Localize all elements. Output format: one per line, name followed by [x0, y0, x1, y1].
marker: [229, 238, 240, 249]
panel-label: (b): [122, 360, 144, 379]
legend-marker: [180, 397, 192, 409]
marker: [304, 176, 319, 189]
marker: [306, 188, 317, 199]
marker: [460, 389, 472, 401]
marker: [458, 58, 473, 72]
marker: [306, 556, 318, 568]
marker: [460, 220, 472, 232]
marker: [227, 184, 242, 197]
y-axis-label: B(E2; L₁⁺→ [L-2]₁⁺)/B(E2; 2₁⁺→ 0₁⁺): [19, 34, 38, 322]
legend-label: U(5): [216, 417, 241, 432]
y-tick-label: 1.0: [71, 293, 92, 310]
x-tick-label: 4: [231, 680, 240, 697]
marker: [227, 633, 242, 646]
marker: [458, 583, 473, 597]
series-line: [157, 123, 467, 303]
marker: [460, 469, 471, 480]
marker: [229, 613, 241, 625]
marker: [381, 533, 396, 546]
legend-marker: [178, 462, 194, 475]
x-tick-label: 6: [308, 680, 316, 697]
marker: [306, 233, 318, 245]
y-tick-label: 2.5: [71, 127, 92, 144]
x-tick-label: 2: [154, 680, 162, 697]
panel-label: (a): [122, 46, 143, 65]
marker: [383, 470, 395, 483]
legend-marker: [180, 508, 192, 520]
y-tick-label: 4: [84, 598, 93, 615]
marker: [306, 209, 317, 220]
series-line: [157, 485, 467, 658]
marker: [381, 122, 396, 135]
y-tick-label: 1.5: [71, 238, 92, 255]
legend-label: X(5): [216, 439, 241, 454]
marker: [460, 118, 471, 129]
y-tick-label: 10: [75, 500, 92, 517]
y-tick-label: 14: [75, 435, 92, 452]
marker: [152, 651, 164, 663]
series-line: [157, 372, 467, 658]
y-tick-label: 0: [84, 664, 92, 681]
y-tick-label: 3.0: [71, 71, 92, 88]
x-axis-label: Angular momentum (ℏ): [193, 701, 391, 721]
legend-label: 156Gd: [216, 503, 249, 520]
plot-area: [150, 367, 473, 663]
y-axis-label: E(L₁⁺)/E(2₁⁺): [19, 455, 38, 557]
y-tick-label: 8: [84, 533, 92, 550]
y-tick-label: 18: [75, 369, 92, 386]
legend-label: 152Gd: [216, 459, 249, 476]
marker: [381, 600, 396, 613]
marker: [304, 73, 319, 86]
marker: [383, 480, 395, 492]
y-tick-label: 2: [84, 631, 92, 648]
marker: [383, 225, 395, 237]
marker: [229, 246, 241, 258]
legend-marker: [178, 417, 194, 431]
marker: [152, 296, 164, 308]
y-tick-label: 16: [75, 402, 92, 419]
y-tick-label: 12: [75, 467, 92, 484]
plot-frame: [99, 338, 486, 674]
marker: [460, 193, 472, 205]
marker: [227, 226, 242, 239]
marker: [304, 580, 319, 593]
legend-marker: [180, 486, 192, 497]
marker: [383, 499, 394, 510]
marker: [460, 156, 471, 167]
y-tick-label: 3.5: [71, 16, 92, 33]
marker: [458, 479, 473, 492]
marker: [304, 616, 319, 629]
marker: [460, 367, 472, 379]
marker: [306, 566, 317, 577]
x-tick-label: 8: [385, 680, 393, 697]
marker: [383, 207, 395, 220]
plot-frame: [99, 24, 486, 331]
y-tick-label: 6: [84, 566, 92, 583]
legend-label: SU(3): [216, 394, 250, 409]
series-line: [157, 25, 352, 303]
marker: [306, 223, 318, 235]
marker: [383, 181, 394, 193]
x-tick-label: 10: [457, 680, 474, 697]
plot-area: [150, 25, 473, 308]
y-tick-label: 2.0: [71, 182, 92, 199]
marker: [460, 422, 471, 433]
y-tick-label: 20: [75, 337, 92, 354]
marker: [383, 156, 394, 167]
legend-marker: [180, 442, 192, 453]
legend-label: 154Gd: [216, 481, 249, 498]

*-*-*

Exercise aim
Copy every one of the rows above word for word, keeping each line unchanged.

Expected answer
Localize all elements. Output format: one per line, name followed by [x0, y0, x1, y1].
marker: [229, 238, 240, 249]
panel-label: (b): [122, 360, 144, 379]
legend-marker: [180, 397, 192, 409]
marker: [304, 176, 319, 189]
marker: [306, 188, 317, 199]
marker: [460, 389, 472, 401]
marker: [458, 58, 473, 72]
marker: [306, 556, 318, 568]
marker: [460, 220, 472, 232]
marker: [227, 184, 242, 197]
y-axis-label: B(E2; L₁⁺→ [L-2]₁⁺)/B(E2; 2₁⁺→ 0₁⁺): [19, 34, 38, 322]
legend-label: U(5): [216, 417, 241, 432]
y-tick-label: 1.0: [71, 293, 92, 310]
x-tick-label: 4: [231, 680, 240, 697]
marker: [227, 633, 242, 646]
marker: [458, 583, 473, 597]
series-line: [157, 123, 467, 303]
marker: [460, 469, 471, 480]
marker: [229, 613, 241, 625]
marker: [381, 533, 396, 546]
legend-marker: [178, 462, 194, 475]
x-tick-label: 6: [308, 680, 316, 697]
marker: [306, 233, 318, 245]
y-tick-label: 2.5: [71, 127, 92, 144]
x-tick-label: 2: [154, 680, 162, 697]
panel-label: (a): [122, 46, 143, 65]
marker: [383, 470, 395, 483]
legend-marker: [180, 508, 192, 520]
y-tick-label: 4: [84, 598, 93, 615]
marker: [306, 209, 317, 220]
series-line: [157, 485, 467, 658]
marker: [381, 122, 396, 135]
y-tick-label: 1.5: [71, 238, 92, 255]
legend-label: X(5): [216, 439, 241, 454]
marker: [460, 118, 471, 129]
y-tick-label: 10: [75, 500, 92, 517]
y-tick-label: 14: [75, 435, 92, 452]
marker: [152, 651, 164, 663]
series-line: [157, 372, 467, 658]
y-tick-label: 0: [84, 664, 92, 681]
y-tick-label: 3.0: [71, 71, 92, 88]
x-axis-label: Angular momentum (ℏ): [193, 701, 391, 721]
legend-label: 156Gd: [216, 503, 249, 520]
plot-area: [150, 367, 473, 663]
y-axis-label: E(L₁⁺)/E(2₁⁺): [19, 455, 38, 557]
y-tick-label: 8: [84, 533, 92, 550]
y-tick-label: 18: [75, 369, 92, 386]
legend-label: 152Gd: [216, 459, 249, 476]
marker: [381, 600, 396, 613]
marker: [304, 73, 319, 86]
marker: [383, 480, 395, 492]
y-tick-label: 2: [84, 631, 92, 648]
marker: [383, 225, 395, 237]
marker: [229, 246, 241, 258]
legend-marker: [178, 417, 194, 431]
marker: [152, 296, 164, 308]
y-tick-label: 16: [75, 402, 92, 419]
y-tick-label: 12: [75, 467, 92, 484]
plot-frame: [99, 338, 486, 674]
marker: [460, 193, 472, 205]
marker: [227, 226, 242, 239]
marker: [304, 580, 319, 593]
legend-marker: [180, 486, 192, 497]
marker: [383, 499, 394, 510]
marker: [460, 156, 471, 167]
y-tick-label: 3.5: [71, 16, 92, 33]
marker: [458, 479, 473, 492]
marker: [304, 616, 319, 629]
marker: [460, 367, 472, 379]
marker: [306, 566, 317, 577]
x-tick-label: 8: [385, 680, 393, 697]
marker: [383, 207, 395, 220]
plot-frame: [99, 24, 486, 331]
y-tick-label: 6: [84, 566, 92, 583]
legend-label: SU(3): [216, 394, 250, 409]
series-line: [157, 25, 352, 303]
marker: [306, 223, 318, 235]
marker: [383, 181, 394, 193]
x-tick-label: 10: [457, 680, 474, 697]
plot-area: [150, 25, 473, 308]
y-tick-label: 2.0: [71, 182, 92, 199]
marker: [460, 422, 471, 433]
y-tick-label: 20: [75, 337, 92, 354]
marker: [383, 156, 394, 167]
legend-marker: [180, 442, 192, 453]
legend-label: 154Gd: [216, 481, 249, 498]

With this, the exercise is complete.